(Entries with figure data)
-*-*-

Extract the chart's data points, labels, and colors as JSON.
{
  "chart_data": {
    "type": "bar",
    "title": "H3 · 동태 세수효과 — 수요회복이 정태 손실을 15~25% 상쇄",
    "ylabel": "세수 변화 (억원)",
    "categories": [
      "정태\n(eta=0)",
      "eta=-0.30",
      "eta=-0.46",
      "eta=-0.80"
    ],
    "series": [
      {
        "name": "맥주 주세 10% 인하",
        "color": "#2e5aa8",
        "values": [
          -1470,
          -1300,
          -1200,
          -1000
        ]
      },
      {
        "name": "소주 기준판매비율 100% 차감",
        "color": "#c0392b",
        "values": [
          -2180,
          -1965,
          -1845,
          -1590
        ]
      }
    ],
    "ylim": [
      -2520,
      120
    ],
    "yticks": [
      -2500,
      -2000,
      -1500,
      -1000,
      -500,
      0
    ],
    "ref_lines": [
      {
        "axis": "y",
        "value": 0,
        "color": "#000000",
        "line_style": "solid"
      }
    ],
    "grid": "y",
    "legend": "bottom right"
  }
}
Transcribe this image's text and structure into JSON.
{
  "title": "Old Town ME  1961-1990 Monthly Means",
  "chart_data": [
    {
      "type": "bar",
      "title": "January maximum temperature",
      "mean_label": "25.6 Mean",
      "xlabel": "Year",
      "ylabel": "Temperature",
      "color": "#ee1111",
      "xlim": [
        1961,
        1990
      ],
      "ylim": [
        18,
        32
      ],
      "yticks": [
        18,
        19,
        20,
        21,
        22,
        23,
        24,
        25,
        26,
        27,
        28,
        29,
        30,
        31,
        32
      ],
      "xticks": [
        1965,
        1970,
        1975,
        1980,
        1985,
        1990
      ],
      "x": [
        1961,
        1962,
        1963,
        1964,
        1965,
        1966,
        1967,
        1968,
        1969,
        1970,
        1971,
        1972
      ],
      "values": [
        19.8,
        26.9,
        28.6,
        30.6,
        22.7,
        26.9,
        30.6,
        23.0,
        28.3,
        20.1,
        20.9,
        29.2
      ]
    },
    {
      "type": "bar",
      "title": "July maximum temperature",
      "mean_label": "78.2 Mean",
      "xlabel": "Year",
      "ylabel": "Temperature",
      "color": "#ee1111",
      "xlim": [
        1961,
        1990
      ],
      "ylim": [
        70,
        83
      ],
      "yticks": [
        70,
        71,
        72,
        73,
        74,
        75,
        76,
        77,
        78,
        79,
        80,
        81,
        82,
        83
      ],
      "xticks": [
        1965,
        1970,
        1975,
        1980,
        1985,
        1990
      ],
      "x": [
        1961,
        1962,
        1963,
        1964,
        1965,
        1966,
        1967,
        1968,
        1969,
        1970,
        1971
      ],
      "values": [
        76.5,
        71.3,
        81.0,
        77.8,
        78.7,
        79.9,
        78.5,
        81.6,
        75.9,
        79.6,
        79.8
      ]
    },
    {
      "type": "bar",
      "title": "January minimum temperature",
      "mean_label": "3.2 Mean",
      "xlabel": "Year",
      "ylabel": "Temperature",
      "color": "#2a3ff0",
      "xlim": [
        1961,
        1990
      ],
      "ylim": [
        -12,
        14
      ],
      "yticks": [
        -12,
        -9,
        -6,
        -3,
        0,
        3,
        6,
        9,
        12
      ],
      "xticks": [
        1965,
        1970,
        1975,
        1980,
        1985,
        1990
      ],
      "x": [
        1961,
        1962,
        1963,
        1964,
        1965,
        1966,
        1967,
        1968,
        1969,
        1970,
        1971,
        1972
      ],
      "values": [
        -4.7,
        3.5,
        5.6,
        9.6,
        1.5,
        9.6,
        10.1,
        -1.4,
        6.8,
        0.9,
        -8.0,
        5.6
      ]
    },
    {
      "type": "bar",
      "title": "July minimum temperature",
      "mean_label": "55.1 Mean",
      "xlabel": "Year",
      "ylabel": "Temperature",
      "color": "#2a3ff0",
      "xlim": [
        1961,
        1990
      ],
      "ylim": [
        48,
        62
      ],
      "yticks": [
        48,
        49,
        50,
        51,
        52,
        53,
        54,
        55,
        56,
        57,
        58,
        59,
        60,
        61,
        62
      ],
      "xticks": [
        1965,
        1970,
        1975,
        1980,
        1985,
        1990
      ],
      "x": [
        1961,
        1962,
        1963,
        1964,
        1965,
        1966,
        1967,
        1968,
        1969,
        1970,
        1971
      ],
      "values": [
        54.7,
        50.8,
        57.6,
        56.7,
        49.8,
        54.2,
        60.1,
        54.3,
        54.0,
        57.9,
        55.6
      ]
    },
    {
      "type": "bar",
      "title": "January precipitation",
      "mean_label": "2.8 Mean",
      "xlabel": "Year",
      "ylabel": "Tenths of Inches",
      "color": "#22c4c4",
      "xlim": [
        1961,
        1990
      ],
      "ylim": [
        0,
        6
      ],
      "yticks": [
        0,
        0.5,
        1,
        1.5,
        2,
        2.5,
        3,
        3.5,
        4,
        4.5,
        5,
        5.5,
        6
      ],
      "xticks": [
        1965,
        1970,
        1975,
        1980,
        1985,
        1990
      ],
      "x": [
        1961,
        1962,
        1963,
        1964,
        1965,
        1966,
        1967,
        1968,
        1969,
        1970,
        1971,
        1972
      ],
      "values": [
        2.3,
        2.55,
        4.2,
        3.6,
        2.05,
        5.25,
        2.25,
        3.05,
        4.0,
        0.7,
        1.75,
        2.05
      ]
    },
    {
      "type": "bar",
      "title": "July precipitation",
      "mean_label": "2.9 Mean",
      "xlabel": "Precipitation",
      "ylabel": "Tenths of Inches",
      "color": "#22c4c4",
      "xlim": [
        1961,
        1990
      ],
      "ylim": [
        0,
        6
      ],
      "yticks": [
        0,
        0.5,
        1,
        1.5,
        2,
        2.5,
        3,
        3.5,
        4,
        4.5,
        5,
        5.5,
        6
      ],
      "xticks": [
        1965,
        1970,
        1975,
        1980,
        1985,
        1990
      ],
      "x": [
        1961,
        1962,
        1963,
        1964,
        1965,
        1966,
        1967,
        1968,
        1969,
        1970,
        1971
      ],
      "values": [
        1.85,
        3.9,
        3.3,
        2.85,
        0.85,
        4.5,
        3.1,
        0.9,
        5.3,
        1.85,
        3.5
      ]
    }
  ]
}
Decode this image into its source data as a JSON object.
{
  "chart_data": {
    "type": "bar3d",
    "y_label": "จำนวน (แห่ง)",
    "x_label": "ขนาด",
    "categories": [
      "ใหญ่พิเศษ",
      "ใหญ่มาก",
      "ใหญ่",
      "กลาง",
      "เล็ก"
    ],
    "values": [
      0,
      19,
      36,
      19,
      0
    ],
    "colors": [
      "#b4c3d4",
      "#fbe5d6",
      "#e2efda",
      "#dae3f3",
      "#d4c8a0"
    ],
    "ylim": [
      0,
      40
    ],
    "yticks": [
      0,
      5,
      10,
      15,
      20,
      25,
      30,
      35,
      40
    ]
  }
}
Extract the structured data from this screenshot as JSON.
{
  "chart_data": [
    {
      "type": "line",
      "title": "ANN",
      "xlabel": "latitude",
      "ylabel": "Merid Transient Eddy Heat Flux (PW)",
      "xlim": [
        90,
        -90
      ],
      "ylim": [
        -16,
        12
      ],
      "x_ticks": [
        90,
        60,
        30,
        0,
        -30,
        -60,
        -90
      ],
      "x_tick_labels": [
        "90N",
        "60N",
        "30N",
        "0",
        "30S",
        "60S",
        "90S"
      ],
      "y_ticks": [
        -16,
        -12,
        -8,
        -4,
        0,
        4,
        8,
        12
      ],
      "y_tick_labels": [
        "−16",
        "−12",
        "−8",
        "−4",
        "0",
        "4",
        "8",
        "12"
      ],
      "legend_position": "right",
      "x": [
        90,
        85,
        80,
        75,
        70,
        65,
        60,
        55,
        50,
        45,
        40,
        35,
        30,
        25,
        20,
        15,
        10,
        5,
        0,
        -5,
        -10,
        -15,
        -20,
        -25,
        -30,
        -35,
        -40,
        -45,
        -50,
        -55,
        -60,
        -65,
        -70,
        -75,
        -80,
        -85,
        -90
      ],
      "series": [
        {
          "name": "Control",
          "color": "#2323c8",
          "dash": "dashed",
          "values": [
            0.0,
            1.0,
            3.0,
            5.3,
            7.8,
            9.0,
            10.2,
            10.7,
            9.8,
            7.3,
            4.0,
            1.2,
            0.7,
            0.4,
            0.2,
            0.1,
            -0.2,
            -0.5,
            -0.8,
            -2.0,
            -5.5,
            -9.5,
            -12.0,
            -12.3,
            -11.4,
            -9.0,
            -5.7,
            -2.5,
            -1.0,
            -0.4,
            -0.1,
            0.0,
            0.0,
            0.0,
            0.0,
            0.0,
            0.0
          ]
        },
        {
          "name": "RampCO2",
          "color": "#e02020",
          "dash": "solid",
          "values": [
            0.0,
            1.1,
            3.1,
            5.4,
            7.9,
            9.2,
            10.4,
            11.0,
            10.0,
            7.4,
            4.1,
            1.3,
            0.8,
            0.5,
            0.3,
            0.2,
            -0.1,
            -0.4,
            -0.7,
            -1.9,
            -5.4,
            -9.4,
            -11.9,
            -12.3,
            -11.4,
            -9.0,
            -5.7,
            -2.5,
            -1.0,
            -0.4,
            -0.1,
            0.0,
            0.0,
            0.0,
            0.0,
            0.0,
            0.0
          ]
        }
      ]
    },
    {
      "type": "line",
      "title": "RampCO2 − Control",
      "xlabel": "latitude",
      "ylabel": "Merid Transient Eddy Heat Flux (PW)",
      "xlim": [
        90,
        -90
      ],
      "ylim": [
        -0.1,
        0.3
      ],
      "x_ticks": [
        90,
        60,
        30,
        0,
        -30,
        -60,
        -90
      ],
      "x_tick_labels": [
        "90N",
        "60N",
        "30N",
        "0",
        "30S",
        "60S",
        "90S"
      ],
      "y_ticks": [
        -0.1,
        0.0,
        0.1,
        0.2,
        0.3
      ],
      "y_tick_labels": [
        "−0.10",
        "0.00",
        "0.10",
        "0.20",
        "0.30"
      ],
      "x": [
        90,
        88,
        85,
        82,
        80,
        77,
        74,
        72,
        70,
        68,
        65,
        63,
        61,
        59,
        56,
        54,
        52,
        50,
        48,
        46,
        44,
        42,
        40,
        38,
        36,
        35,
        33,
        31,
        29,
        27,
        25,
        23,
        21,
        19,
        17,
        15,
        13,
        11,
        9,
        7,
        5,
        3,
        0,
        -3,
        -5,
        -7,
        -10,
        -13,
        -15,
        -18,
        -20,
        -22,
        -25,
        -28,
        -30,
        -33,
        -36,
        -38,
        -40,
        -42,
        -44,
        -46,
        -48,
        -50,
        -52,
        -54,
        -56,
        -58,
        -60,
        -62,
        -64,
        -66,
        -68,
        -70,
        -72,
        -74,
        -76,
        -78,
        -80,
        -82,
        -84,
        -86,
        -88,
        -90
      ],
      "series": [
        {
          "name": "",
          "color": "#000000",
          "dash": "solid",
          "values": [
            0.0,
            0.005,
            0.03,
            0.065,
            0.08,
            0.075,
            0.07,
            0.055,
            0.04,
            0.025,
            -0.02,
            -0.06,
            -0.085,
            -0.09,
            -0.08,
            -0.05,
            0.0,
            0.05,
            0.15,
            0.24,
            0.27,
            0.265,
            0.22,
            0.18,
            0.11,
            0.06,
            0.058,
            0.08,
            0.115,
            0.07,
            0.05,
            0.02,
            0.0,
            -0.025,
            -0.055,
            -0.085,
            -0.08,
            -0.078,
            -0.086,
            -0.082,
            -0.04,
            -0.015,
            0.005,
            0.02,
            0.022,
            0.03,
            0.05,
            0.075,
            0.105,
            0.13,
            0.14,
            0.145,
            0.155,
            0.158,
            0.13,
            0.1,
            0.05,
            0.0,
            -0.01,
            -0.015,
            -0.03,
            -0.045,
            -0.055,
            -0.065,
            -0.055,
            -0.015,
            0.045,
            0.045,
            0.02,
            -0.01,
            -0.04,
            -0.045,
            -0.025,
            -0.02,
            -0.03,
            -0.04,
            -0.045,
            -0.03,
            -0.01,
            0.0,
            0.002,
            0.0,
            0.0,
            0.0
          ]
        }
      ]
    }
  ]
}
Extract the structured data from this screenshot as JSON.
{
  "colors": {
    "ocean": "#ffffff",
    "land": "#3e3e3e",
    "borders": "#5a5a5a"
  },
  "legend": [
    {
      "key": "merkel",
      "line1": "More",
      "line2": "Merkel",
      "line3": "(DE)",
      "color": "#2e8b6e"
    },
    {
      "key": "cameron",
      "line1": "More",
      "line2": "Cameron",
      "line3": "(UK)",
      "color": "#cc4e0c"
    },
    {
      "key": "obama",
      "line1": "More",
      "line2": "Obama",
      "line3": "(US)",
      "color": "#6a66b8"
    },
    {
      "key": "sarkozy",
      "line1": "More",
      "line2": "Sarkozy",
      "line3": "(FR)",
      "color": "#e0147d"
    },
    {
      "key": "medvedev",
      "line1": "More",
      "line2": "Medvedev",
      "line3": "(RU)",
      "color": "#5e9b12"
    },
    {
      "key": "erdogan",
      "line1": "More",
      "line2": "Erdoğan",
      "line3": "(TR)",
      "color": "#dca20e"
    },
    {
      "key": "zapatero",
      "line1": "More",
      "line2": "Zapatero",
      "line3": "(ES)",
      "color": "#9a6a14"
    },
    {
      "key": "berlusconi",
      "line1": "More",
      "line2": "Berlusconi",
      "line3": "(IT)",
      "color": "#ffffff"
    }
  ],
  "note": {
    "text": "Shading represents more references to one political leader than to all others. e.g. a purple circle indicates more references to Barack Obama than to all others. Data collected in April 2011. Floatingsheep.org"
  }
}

-*-*-

* [Task statement]: Looking at the records above, say how many lines hold the string "JSON". Write nothing but the number.

* [Finished task]: 5